Strictly speaking, a Broadway show is one that opens in one of roughly 40 theatres. Most of the theatres are around Times Square – very few are actually on Broadway. If you’re opening in these theatres, you must sign a contract that designates your show as a Broadway production, which has its pluses and its minuses. The biggest minus is you must use exorbitant union rates for the stagehands, musicians and actors. It’s all codified. The biggest plus is that, as a Broadway show, you’re eligible for Tony Awards, while off-Broadway shows are not. Increasingly the media focuses on Broadway. Off-Broadway has been losing ground in the last few decades as Broadway swallows up all the attention that’s focused on theatre. Which isn’t much.

What is unique about America’s theatrical tradition?

The most important contribution that American theatre has made to world theatre is the musical. This form had its roots in other forms of musical theatre – operetta and reviews. But it was Showboat in 1927 that really launched the musical. It was the first integrated show. It wasn’t just a bunch of songs and gags thrown together, but a narrative-based work of sophisticated musical theatre. The combination of drama and music aimed at a popular audience has since proved to be successful internationally.

--- TASK 1 ---
Repeat the passage on Broadway theatre word for word between "Strictly speaking, a" and "America’s theatrical tradition?", inclusive.
--- TASK 2 ---
Which groups of workers does the passage on Broadway theatre say must be paid union rates by a Broadway production? List each one.

--- PROVIDED DATA ---
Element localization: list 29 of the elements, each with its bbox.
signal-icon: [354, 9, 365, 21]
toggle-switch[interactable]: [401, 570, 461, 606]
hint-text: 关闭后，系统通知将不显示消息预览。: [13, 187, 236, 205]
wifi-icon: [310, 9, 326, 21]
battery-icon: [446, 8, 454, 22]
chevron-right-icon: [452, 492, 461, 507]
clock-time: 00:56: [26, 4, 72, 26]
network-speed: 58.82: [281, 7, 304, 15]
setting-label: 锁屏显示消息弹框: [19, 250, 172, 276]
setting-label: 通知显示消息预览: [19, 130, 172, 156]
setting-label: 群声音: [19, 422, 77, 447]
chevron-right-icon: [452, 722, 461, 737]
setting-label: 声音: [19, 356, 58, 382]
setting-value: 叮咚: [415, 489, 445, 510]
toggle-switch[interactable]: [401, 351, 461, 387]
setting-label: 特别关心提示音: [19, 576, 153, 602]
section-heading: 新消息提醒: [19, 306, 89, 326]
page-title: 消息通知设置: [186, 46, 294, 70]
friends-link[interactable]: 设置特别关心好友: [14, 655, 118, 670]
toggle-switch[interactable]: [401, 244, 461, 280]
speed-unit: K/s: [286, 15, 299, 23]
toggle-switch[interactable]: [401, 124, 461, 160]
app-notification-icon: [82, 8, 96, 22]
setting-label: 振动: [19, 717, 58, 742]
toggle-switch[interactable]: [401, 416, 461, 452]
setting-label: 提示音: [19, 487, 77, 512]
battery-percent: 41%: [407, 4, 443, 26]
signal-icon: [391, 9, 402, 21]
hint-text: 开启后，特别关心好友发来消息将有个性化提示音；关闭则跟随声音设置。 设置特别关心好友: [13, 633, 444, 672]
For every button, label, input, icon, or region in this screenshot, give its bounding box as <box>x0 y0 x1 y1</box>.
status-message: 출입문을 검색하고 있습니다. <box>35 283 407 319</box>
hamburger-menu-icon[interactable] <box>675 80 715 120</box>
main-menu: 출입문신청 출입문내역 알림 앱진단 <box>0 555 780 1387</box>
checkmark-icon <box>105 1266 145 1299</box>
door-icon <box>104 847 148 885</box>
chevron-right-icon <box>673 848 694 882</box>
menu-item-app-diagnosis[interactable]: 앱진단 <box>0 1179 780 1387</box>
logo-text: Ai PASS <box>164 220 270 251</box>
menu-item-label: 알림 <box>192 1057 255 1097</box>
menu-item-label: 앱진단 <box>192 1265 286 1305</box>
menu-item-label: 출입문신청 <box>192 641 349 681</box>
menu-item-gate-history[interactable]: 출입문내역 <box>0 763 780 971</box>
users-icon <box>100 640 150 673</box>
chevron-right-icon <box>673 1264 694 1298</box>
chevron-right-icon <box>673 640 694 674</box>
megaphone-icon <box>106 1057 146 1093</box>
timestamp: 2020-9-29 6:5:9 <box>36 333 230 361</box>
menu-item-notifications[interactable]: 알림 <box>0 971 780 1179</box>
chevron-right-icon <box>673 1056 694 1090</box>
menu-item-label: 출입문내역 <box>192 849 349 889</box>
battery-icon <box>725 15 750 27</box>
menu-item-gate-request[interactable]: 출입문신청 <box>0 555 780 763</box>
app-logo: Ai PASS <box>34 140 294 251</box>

--- TASK ANSWER 1 ---
Strictly speaking, a Broadway show is one that opens in one of roughly 40 theatres. Most of the theatres are around Times Square – very few are actually on Broadway. If you’re opening in these theatres, you must sign a contract that designates your show as a Broadway production, which has its pluses and its minuses. The biggest minus is you must use exorbitant union rates for the stagehands, musicians and actors. It’s all codified. The biggest plus is that, as a Broadway show, you’re eligible for Tony Awards, while off-Broadway shows are not. Increasingly the media focuses on Broadway. Off-Broadway has been losing ground in the last few decades as Broadway swallows up all the attention that’s focused on theatre. Which isn’t much.

What is unique about America’s theatrical tradition?

--- TASK ANSWER 2 ---
- Stagehands
- Musicians
- Actors